Stated task ▸ Please update the entries below from the first line through the line with "folder-icon bbox=[1639, 176, 1652, 185]", both included, replacing "code-line" with "source-line" everywhere it occurs and leaving everything else unchanged. Return only those lines.

Input records ▸
_____
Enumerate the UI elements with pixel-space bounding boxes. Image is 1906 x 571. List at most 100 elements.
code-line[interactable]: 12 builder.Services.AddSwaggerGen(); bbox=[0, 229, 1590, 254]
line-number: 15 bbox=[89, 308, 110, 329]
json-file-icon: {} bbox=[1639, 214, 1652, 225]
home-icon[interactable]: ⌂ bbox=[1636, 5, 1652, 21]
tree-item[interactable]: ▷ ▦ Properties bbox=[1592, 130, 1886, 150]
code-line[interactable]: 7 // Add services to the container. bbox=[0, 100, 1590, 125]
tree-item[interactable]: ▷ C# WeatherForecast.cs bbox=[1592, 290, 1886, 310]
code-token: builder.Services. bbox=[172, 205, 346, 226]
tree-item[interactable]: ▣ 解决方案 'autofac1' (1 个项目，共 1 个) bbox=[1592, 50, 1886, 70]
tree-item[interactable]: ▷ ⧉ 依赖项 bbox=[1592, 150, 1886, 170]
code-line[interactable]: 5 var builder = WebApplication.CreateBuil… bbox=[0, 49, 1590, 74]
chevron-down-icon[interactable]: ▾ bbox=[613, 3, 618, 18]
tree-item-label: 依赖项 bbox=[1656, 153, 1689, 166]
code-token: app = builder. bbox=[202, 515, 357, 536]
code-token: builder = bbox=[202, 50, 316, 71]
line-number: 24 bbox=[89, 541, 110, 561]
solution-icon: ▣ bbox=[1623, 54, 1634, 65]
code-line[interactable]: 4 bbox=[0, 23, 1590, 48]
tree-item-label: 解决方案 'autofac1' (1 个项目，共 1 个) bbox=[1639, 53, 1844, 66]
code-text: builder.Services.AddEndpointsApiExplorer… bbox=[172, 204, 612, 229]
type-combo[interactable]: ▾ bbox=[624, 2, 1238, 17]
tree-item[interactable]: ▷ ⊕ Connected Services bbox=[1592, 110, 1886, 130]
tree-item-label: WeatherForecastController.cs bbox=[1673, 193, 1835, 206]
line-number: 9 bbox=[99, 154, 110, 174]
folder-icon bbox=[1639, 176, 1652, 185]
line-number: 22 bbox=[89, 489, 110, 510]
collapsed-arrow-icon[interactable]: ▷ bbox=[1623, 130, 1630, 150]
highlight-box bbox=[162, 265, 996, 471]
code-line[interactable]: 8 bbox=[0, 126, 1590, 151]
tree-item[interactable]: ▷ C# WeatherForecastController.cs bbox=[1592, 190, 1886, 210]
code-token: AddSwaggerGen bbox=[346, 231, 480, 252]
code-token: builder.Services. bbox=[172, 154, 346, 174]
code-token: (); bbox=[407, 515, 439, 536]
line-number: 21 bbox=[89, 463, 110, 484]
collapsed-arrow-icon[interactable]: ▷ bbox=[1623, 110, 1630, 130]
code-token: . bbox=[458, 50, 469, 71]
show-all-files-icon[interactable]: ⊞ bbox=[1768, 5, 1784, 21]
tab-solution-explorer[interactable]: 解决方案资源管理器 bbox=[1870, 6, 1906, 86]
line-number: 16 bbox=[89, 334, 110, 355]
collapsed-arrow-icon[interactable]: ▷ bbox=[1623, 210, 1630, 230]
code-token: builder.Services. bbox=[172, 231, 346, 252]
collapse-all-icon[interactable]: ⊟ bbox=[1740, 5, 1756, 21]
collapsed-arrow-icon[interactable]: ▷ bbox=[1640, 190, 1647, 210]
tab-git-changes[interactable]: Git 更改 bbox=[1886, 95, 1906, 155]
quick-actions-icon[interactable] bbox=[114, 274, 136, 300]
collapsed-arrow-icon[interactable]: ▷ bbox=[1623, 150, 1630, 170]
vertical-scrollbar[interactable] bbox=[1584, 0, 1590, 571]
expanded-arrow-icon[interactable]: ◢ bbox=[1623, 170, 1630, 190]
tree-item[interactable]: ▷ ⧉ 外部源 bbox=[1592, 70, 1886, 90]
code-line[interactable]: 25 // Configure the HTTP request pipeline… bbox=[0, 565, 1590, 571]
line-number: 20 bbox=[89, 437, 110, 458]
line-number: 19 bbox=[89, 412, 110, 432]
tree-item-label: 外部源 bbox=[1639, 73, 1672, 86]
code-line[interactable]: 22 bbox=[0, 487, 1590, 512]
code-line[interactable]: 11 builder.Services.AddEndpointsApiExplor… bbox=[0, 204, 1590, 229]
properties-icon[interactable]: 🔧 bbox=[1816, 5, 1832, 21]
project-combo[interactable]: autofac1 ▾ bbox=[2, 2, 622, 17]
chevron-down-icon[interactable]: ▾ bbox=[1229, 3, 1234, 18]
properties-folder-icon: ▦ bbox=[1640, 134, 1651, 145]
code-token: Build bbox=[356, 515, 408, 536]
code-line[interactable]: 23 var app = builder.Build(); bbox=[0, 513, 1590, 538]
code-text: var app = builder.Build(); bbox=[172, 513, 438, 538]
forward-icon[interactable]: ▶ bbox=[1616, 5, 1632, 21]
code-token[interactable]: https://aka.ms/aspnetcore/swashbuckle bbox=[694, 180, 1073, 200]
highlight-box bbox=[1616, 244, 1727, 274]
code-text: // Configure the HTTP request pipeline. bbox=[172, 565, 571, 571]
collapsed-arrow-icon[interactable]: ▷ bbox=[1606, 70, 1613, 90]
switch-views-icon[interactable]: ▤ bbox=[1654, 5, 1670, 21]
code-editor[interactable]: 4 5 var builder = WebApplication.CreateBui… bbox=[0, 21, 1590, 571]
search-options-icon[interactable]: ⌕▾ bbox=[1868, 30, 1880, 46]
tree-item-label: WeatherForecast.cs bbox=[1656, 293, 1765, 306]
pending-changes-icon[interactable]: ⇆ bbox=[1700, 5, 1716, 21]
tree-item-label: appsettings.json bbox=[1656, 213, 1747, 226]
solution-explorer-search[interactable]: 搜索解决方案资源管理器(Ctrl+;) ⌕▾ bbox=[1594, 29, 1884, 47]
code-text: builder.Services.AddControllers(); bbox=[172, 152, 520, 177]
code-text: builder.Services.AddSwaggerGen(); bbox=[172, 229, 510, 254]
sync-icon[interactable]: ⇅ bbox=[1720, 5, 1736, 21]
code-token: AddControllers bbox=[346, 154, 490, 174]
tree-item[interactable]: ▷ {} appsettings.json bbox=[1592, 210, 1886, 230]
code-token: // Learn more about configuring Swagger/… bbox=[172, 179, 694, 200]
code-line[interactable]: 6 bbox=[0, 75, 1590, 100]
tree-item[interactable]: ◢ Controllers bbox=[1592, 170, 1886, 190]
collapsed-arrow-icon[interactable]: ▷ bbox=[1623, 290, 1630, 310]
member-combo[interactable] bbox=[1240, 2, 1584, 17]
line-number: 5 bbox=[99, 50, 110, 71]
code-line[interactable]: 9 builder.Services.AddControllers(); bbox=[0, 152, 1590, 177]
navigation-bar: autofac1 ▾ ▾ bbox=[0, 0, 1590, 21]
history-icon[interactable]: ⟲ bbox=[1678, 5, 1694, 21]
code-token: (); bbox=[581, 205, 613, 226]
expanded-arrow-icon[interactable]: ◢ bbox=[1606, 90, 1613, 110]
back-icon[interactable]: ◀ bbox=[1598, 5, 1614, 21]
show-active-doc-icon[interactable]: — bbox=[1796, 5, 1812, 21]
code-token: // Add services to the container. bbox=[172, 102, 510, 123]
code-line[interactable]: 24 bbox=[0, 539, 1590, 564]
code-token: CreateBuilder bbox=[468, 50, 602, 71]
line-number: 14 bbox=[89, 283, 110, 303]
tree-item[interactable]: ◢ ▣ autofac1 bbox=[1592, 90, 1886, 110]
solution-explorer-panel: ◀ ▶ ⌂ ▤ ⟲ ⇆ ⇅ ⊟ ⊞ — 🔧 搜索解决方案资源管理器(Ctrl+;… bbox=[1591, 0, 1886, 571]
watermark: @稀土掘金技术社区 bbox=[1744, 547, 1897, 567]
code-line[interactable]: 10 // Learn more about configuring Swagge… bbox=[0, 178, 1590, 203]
_____
Complete answer ▸
Enumerate the UI elements with pixel-space bounding boxes. Image is 1906 x 571. List at most 100 elements.
source-line[interactable]: 12 builder.Services.AddSwaggerGen(); bbox=[0, 229, 1590, 254]
line-number: 15 bbox=[89, 308, 110, 329]
json-file-icon: {} bbox=[1639, 214, 1652, 225]
home-icon[interactable]: ⌂ bbox=[1636, 5, 1652, 21]
tree-item[interactable]: ▷ ▦ Properties bbox=[1592, 130, 1886, 150]
source-line[interactable]: 7 // Add services to the container. bbox=[0, 100, 1590, 125]
tree-item[interactable]: ▷ C# WeatherForecast.cs bbox=[1592, 290, 1886, 310]
code-token: builder.Services. bbox=[172, 205, 346, 226]
tree-item[interactable]: ▣ 解决方案 'autofac1' (1 个项目，共 1 个) bbox=[1592, 50, 1886, 70]
tree-item[interactable]: ▷ ⧉ 依赖项 bbox=[1592, 150, 1886, 170]
source-line[interactable]: 5 var builder = WebApplication.CreateBuil… bbox=[0, 49, 1590, 74]
chevron-down-icon[interactable]: ▾ bbox=[613, 3, 618, 18]
tree-item-label: 依赖项 bbox=[1656, 153, 1689, 166]
code-token: app = builder. bbox=[202, 515, 357, 536]
code-token: builder = bbox=[202, 50, 316, 71]
line-number: 24 bbox=[89, 541, 110, 561]
solution-icon: ▣ bbox=[1623, 54, 1634, 65]
source-line[interactable]: 4 bbox=[0, 23, 1590, 48]
tree-item-label: 解决方案 'autofac1' (1 个项目，共 1 个) bbox=[1639, 53, 1844, 66]
code-text: builder.Services.AddEndpointsApiExplorer… bbox=[172, 204, 612, 229]
type-combo[interactable]: ▾ bbox=[624, 2, 1238, 17]
tree-item[interactable]: ▷ ⊕ Connected Services bbox=[1592, 110, 1886, 130]
tree-item-label: WeatherForecastController.cs bbox=[1673, 193, 1835, 206]
line-number: 9 bbox=[99, 154, 110, 174]
folder-icon bbox=[1639, 176, 1652, 185]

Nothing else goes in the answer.